**Exercise goal**
Could every line of the data be printed exactly as it reads?

**Entries provided**
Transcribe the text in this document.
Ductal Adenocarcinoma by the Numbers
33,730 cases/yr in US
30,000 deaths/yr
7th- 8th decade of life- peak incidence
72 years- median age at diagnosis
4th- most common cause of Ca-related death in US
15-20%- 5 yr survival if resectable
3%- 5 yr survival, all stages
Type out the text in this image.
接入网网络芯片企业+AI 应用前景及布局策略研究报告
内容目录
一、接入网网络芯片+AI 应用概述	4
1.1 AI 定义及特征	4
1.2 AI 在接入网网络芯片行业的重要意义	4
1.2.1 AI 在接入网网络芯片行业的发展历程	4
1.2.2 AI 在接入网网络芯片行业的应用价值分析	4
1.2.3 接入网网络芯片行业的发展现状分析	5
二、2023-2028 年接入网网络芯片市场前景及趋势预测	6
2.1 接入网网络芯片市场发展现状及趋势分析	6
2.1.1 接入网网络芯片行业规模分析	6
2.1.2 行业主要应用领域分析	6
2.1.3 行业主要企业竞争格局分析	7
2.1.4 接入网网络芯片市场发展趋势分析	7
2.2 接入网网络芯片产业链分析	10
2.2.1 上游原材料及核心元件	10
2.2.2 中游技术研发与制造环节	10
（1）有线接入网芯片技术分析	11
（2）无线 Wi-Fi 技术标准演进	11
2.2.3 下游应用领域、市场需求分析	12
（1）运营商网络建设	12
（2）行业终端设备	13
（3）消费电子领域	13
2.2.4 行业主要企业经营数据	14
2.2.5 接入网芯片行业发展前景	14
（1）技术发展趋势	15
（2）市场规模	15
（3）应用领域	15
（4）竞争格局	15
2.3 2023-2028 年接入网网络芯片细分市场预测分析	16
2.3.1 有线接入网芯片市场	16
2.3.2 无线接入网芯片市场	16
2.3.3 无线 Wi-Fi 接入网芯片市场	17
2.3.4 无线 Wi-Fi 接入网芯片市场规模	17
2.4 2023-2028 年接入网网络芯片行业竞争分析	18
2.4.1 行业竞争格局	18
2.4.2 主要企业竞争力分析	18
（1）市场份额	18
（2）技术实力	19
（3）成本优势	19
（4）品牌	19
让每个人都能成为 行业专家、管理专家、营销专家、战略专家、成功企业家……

**The completed task**
Transcribe the text in this document.
Ductal Adenocarcinoma by the Numbers
33,730 cases/yr in US
30,000 deaths/yr
7th- 8th decade of life- peak incidence
72 years- median age at diagnosis
4th- most common cause of Ca-related death in US
15-20%- 5 yr survival if resectable
3%- 5 yr survival, all stages
Type out the text in this image.
接入网网络芯片企业+AI 应用前景及布局策略研究报告
内容目录
一、接入网网络芯片+AI 应用概述	4
1.1 AI 定义及特征	4
1.2 AI 在接入网网络芯片行业的重要意义	4
1.2.1 AI 在接入网网络芯片行业的发展历程	4
1.2.2 AI 在接入网网络芯片行业的应用价值分析	4
1.2.3 接入网网络芯片行业的发展现状分析	5
二、2023-2028 年接入网网络芯片市场前景及趋势预测	6
2.1 接入网网络芯片市场发展现状及趋势分析	6
2.1.1 接入网网络芯片行业规模分析	6
2.1.2 行业主要应用领域分析	6
2.1.3 行业主要企业竞争格局分析	7
2.1.4 接入网网络芯片市场发展趋势分析	7
2.2 接入网网络芯片产业链分析	10
2.2.1 上游原材料及核心元件	10
2.2.2 中游技术研发与制造环节	10
（1）有线接入网芯片技术分析	11
（2）无线 Wi-Fi 技术标准演进	11
2.2.3 下游应用领域、市场需求分析	12
（1）运营商网络建设	12
（2）行业终端设备	13
（3）消费电子领域	13
2.2.4 行业主要企业经营数据	14
2.2.5 接入网芯片行业发展前景	14
（1）技术发展趋势	15
（2）市场规模	15
（3）应用领域	15
（4）竞争格局	15
2.3 2023-2028 年接入网网络芯片细分市场预测分析	16
2.3.1 有线接入网芯片市场	16
2.3.2 无线接入网芯片市场	16
2.3.3 无线 Wi-Fi 接入网芯片市场	17
2.3.4 无线 Wi-Fi 接入网芯片市场规模	17
2.4 2023-2028 年接入网网络芯片行业竞争分析	18
2.4.1 行业竞争格局	18
2.4.2 主要企业竞争力分析	18
（1）市场份额	18
（2）技术实力	19
（3）成本优势	19
（4）品牌	19
让每个人都能成为 行业专家、管理专家、营销专家、战略专家、成功企业家……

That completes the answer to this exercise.